Below are the records; count how many of their lines hold the string "screenshot" and give the number alone.

Start of Block

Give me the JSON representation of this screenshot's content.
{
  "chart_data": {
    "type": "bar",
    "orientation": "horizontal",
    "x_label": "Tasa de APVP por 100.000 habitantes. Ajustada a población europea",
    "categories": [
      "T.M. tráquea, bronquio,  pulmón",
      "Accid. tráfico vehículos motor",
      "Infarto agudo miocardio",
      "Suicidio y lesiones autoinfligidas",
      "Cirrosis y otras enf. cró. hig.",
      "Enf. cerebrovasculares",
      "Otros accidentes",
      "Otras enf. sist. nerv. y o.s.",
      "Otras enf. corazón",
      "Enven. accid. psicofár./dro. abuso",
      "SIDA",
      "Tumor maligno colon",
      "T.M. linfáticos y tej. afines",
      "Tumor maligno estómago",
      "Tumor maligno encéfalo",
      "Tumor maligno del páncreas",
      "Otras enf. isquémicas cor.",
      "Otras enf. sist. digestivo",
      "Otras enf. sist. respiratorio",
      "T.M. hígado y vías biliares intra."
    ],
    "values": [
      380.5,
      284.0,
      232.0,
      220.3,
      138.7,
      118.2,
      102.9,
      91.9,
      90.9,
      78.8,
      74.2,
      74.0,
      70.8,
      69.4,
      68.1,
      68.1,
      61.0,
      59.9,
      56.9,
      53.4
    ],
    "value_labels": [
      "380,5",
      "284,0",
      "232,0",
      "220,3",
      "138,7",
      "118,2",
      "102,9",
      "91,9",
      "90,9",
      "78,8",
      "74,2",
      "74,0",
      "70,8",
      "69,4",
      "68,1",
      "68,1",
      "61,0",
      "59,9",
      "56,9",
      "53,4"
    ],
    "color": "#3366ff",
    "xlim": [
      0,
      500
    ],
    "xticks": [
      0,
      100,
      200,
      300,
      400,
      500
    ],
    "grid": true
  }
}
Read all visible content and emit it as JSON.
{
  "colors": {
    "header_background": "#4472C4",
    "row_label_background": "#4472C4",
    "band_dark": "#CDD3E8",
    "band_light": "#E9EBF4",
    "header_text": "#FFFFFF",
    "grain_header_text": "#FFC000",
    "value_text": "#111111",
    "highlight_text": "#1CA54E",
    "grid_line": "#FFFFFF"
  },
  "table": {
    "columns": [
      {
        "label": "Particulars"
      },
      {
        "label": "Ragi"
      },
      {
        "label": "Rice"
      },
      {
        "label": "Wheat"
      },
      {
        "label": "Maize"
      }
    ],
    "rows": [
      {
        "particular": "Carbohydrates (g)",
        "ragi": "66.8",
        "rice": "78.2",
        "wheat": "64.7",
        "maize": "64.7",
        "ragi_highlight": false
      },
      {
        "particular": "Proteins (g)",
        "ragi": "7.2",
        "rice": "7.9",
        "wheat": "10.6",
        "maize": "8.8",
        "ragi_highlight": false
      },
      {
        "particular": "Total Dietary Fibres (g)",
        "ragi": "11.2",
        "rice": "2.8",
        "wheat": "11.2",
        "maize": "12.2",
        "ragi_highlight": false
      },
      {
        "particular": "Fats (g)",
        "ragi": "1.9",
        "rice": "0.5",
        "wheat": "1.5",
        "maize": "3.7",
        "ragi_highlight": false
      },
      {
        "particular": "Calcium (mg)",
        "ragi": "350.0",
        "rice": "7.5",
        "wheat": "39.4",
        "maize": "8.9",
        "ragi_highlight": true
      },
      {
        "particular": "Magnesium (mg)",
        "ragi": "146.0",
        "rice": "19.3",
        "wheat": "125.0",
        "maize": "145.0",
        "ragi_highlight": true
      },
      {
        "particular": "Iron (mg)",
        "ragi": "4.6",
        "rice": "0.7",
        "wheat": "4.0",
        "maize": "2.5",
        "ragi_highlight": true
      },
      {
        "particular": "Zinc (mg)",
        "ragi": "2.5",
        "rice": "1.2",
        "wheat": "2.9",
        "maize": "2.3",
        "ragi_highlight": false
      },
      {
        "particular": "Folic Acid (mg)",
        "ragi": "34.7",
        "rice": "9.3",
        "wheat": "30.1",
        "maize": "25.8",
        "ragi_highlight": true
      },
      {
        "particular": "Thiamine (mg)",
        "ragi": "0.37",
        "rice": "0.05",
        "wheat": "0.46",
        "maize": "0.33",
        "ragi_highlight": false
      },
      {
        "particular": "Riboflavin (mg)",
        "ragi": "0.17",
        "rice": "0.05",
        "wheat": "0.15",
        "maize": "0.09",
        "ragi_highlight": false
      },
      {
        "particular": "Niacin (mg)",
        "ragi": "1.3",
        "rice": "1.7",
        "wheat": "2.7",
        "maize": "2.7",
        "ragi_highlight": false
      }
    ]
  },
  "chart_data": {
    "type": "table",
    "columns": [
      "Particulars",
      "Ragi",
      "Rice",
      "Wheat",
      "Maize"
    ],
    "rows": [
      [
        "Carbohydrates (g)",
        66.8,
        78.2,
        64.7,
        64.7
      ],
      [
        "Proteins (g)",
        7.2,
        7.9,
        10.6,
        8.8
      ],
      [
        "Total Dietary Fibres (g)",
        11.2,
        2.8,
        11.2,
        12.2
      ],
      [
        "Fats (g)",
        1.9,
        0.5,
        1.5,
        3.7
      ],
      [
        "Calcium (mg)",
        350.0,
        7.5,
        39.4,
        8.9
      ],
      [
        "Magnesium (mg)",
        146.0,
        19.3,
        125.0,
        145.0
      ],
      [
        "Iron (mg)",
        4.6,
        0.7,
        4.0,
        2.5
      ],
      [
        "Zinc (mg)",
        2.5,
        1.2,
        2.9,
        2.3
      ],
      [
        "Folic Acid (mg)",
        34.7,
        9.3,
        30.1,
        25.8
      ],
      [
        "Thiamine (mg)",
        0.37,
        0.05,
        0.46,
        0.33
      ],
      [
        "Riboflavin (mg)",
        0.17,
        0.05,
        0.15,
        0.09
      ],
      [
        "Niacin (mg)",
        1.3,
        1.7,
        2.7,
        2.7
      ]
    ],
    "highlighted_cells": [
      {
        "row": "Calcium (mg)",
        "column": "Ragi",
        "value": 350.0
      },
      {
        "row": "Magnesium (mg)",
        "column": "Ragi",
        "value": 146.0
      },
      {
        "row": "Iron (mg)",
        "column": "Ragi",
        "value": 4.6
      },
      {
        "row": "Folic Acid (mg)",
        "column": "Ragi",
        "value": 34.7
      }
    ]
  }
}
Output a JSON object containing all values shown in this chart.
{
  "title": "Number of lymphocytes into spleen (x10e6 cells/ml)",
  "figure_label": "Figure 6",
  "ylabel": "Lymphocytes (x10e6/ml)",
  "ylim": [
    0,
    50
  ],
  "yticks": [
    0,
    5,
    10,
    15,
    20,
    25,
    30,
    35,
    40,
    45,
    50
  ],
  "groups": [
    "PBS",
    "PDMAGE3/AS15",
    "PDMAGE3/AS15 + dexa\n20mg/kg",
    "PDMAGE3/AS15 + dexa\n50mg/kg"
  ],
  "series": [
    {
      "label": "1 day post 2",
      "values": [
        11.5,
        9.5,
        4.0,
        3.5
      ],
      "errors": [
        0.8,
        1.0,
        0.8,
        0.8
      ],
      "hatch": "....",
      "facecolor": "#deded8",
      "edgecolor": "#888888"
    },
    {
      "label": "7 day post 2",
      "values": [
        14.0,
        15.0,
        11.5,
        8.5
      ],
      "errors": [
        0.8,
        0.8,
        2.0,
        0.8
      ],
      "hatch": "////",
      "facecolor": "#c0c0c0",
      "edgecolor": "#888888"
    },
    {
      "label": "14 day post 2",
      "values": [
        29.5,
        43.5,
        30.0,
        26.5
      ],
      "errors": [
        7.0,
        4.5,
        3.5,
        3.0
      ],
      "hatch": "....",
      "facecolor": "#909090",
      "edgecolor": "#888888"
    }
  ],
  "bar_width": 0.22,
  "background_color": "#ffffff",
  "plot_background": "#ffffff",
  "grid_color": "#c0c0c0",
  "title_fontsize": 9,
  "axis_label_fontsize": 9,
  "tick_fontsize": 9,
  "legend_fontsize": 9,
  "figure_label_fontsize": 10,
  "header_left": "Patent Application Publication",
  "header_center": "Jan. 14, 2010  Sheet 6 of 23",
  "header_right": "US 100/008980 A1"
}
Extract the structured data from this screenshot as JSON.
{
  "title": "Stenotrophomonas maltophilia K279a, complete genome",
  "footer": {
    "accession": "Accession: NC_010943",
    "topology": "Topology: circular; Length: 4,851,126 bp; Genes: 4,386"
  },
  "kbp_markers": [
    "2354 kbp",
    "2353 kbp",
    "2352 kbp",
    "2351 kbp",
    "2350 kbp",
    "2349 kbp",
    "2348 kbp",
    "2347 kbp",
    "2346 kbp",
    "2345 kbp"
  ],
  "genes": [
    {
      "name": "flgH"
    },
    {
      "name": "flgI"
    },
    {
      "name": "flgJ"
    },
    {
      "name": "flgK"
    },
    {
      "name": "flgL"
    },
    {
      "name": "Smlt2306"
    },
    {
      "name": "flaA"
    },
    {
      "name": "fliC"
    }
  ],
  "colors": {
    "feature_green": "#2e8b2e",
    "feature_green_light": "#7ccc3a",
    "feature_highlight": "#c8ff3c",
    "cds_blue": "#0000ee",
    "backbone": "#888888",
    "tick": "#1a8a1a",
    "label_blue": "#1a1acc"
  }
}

End of Block

● Reply to the exercise
2